▶ **PASSAGE PROVIDED**

Beskjeder

Publisert 11. des. 2020 16:09

Dear all, first, thx to everybody for heroic efforts with project 2 (and 1). We are almost done with feedback (we miss 4-5 of you, but they should be there soon). 

And the reports look really good, congratulations to you all. We are proud of you!

 

Since we have received several requests for an extended deadline (due to conflicts with other exams etc etc), we have extended the deadline to December 16 at midnight.

If you have already submitted, you can always update/change etc your report.

 

If needed, we can always organize a one-to-one zoom session.

 

Best wishes to you all,

Morten et al

Publisert 8. des. 2020 11:08

Dear all,

we hope you all are doing well and that project 3 is on track.

tomorrow we will have a new (and the last one this semester) digital lab from 10am to 12pm. The zoom link is the same as the one we have used for our lectures, see link below.

best wishes to you all,

Morten et al.

 

/// zoom link

Topic: Lectures FYS-ST3155/4155
Time: This is a recurring meeting Meet anytime

Join Zoom Meeting
https://msu.zoom.us/j/95069361786?pwd=OE8vRXFDWHNNTWJDZFFnZldHYnZTUT09

Meeting ID: 950 6936 1786
Passcode: 356225

Publisert 1. des. 2020 18:34

Hi all, hope you are doing well. Just a quick reminder that we are running a question and answer digital lab tomorrow from 10am to 12pm.

The zoom link is the same as the one we used for the lectures

 

Topic: Lectures FYS-ST3155/4155
Time: This is a recurring meeting Meet anytime

Join Zoom Meeting
https://msu.zoom.us/j/95069361786?pwd=OE8vRXFDWHNNTWJDZFFnZldHYnZTUT09

Meeting ID: 950 6936 1786
Passcode: 356225

 

Best wishes to you all and good luck with project 3. 

Morten et al,

ps we will run a similar Q&A lab next Wednesday as well, same time and same zoom link

Publisert 24. nov. 2020 08:40

Hi all! This is sadly our last week and the semester comes to an end. Hopefully you are all doing well and have been able to start working on the last project.

This Wednesday is our last lab session with in-person labs. We will also keep the digital lab open from 8am to 6pm. We will also offer digital labs on Wednesday December 2 from 10am-12pm and Wednesday December 9 from 10am-12pm.  The zoom link will be mailed to you later. 

 

Else, on Thursday we wrap up our discussion on support vector machines, repeating the linear classification approach discussed last week and venturing into Kernels for non-linear problems and regression as well with examples. Finally, we summarize, with perspectives for future ML studies and a discuss...

Publisert 19. nov. 2020 05:30

Dear all, on Friday we will have presentations about possible data sets for project 3 by many of you. There are many exciting topics. 

Here are the various projects that will be presented during the first lecture (and possibly parts of the second lecture as well).  All Titles are tentative.   Talks are approx 5-10 mins with roughly 5 minutes for discussions. The schedule is flexible and we hope you will enjoy the broad creativity expressed in these suggestions. We love them! 

 

 

* Maria Emine Nylund: Lego Bricks Classifier

* Fabio Rodrigues Pereira: Financial Machine Learning

* Markus Borud Pettersen: Machine Learning and Brain Grid Cells

* Jing Sun and Endrias Getachew Asgedom: Machine learning-based approaches to denoising microseismic data

* Felicia...

▶ **LISTED RECORDS**

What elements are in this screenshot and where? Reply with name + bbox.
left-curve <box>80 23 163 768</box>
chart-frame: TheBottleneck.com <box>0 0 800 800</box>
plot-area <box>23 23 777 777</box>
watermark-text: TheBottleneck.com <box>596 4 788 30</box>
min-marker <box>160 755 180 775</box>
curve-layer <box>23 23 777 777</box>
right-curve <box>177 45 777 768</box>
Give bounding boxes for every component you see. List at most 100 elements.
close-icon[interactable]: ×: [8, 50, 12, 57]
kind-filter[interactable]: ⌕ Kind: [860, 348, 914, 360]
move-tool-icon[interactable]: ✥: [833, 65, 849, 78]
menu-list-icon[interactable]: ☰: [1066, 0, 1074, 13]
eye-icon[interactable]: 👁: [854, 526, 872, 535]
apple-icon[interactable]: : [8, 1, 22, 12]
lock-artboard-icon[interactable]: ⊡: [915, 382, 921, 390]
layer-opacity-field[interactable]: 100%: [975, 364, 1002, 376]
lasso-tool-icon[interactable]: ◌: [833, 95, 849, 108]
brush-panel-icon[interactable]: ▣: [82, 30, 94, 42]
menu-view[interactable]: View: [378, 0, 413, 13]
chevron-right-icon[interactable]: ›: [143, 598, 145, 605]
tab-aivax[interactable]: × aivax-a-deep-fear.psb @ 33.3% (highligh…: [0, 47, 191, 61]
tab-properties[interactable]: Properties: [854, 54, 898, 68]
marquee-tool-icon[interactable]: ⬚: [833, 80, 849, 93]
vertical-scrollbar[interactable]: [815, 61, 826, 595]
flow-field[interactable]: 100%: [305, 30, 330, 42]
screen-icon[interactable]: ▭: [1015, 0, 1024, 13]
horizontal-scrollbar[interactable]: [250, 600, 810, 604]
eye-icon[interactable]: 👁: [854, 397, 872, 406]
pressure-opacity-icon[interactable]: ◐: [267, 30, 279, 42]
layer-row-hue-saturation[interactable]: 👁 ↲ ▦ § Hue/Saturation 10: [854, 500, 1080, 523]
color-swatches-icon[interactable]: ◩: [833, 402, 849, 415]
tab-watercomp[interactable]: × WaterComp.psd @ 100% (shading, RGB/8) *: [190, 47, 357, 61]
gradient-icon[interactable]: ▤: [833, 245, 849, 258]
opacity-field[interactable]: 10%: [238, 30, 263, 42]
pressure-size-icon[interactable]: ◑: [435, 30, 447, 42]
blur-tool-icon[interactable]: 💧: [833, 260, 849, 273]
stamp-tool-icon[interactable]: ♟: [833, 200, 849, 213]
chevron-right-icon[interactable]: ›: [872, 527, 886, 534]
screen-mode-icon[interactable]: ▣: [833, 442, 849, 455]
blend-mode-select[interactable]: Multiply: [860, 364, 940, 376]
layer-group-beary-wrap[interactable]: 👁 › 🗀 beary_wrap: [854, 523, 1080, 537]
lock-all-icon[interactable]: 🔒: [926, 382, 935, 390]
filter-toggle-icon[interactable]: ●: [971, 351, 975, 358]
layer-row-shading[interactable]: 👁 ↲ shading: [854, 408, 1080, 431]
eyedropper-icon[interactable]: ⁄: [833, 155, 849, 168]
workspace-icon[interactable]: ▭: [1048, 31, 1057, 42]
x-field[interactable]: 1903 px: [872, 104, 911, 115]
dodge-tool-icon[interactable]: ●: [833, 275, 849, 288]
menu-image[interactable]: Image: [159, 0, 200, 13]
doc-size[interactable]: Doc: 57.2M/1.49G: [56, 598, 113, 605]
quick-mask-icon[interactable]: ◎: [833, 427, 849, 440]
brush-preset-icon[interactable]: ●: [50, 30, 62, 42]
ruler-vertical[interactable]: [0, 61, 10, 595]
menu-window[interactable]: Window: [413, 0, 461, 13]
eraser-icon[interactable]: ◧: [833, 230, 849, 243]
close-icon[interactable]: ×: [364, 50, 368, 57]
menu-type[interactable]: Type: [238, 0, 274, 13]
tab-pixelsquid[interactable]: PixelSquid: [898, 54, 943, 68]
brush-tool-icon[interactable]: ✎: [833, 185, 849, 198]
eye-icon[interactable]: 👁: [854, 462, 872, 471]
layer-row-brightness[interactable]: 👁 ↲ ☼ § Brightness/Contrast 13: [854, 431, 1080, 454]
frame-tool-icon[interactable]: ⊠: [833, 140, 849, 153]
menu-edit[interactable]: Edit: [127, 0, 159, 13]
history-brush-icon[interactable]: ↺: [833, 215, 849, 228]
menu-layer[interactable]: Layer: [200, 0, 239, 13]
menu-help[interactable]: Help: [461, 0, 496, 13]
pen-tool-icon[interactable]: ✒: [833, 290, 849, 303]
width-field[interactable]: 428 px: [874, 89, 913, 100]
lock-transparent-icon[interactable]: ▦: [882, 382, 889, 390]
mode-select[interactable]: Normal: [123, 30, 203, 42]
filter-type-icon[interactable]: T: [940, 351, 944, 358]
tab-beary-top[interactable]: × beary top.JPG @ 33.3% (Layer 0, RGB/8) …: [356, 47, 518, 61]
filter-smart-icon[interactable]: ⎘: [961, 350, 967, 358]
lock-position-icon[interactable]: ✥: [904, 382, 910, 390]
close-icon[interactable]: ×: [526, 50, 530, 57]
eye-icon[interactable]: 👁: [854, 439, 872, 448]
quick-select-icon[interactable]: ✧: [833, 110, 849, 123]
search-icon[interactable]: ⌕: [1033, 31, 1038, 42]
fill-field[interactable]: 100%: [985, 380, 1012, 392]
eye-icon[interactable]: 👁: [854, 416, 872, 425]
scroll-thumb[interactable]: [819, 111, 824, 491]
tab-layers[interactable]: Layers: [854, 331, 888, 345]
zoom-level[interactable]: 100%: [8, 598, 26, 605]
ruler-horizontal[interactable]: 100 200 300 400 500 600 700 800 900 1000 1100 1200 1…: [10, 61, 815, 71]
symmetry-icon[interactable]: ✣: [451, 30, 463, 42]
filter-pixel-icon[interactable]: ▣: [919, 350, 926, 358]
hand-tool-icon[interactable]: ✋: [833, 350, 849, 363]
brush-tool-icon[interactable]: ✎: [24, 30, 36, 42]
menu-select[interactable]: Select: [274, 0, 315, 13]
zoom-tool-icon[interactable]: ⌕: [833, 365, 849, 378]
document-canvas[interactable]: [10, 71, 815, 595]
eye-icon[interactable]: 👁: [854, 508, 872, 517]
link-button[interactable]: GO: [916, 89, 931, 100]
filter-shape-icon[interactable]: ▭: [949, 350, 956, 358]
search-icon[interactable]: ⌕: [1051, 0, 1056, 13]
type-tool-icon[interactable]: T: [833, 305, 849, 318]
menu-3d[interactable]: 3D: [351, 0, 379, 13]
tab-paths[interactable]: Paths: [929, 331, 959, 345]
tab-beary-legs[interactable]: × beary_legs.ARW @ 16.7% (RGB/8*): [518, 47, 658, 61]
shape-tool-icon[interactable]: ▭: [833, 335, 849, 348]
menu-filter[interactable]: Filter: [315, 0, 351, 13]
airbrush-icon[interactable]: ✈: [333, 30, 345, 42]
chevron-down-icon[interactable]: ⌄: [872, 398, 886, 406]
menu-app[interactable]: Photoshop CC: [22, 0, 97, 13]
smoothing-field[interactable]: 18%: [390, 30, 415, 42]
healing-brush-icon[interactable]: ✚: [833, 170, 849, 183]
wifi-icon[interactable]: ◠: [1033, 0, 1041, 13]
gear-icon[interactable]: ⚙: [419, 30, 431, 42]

▶ **WORK REQUEST 1**
Decide whether each statement agrees with the course announcements. Answer yes or no for each, and quote the deciding words.
(a) The extended deadline is December 16 at midnight.
(b) The digital lab announced in the post of December 8 runs from 8am to 6pm.
(c) Students who have already submitted cannot change their report.
▶ **WORK REQUEST 2**
Answer from the course announcements:
(a) What is the Meeting ID for the Zoom lectures?
(b) Which topic does the Thursday discussion in the November 24 post wrap up?
(c) How long are the talks at the Friday presentations on project 3 data sets?
Base your answers only on the course announcements, not on the entries.

▶ **EXPECTED OUTPUT 1**
(a) Yes: "we have extended the deadline to December 16 at midnight"
(b) No: "digital lab from 10am to 12pm"
(c) No: "If you have already submitted, you can always update/change etc your report."

▶ **EXPECTED OUTPUT 2**
(a) 950 6936 1786
(b) Support vector machines
(c) Approximately 5–10 minutes, with roughly 5 minutes for discussion